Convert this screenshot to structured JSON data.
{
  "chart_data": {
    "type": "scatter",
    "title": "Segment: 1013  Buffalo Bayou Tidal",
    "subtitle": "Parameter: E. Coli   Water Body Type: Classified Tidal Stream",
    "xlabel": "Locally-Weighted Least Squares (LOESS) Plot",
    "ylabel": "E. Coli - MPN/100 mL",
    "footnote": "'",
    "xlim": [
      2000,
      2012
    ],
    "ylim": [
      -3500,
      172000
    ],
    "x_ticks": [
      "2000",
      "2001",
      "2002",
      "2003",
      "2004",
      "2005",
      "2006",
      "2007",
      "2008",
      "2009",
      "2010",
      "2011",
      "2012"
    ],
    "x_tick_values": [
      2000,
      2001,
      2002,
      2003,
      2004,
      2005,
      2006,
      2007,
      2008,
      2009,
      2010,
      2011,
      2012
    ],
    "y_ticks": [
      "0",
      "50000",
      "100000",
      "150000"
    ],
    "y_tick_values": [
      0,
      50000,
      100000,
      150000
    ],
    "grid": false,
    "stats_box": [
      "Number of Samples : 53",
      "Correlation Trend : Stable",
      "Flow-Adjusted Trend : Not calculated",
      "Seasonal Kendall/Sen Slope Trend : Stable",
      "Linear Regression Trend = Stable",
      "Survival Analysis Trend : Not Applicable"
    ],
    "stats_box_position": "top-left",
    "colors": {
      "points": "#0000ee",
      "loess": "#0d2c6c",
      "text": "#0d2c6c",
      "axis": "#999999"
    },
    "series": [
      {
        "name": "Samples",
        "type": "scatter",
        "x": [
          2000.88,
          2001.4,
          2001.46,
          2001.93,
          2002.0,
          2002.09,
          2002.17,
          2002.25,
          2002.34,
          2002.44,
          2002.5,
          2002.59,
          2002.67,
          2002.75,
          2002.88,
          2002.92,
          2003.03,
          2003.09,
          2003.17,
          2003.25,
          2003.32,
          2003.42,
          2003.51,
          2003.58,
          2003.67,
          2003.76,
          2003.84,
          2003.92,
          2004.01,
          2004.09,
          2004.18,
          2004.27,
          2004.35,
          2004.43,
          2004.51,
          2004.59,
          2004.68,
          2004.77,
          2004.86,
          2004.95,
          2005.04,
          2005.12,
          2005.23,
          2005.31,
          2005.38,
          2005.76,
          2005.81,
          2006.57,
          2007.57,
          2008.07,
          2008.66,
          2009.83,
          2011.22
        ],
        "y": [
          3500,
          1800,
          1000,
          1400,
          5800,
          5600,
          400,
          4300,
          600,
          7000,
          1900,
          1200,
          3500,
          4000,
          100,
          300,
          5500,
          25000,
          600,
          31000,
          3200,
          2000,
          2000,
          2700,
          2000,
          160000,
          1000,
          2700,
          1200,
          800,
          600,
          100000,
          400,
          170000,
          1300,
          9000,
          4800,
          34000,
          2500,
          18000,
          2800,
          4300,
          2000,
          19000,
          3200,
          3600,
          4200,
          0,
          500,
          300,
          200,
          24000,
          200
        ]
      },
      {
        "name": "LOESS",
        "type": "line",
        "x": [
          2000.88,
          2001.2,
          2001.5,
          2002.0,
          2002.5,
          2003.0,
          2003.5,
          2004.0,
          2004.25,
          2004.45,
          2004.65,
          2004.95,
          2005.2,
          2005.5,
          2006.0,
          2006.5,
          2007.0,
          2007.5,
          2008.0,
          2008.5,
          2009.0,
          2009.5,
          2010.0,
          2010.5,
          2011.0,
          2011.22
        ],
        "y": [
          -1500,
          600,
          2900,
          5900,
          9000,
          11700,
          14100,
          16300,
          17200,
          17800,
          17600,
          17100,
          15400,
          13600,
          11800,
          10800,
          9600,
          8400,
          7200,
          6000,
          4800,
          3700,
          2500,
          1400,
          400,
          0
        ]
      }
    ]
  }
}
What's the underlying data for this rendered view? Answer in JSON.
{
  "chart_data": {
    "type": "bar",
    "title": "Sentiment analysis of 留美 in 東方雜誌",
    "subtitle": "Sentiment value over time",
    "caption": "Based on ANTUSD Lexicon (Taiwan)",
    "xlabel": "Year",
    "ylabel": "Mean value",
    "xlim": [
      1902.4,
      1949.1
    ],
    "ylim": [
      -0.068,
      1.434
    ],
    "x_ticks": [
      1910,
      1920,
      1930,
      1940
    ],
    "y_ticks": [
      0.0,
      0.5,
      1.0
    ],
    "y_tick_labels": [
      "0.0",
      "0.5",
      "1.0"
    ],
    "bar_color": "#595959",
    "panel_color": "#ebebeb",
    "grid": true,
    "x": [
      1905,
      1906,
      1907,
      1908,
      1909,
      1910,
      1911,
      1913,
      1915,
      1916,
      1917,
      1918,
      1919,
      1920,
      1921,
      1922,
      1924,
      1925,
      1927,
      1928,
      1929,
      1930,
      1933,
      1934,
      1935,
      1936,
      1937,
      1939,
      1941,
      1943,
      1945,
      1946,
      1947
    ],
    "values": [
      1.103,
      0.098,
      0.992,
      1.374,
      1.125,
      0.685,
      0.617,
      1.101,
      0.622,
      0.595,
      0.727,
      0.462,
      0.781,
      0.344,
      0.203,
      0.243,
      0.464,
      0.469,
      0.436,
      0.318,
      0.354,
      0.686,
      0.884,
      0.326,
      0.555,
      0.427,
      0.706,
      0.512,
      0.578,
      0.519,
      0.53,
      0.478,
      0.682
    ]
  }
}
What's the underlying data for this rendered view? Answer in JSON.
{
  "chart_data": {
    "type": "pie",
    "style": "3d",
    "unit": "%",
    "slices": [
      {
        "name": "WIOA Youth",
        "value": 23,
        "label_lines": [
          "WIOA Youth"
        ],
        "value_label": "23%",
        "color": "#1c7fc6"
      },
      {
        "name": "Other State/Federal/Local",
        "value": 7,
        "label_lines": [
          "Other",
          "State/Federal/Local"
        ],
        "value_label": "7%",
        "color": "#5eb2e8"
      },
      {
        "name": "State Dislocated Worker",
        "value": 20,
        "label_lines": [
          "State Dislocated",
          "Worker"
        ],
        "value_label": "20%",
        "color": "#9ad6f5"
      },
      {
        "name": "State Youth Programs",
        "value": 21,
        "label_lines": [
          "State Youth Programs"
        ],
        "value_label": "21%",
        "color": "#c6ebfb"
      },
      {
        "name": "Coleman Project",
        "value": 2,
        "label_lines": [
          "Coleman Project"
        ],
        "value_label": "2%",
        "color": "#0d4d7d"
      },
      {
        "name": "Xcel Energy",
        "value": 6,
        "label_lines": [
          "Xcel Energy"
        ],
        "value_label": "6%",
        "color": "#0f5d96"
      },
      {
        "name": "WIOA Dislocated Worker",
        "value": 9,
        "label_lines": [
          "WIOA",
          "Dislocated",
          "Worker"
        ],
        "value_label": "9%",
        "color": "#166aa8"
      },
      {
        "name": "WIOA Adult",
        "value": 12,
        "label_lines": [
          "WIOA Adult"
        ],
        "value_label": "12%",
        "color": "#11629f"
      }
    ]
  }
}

= = = = = = =

Reproduce each line of the material containing the word "Tidal".

→ **Full answer**
    "title": "Segment: 1013  Buffalo Bayou Tidal",
    "subtitle": "Parameter: E. Coli   Water Body Type: Classified Tidal Stream",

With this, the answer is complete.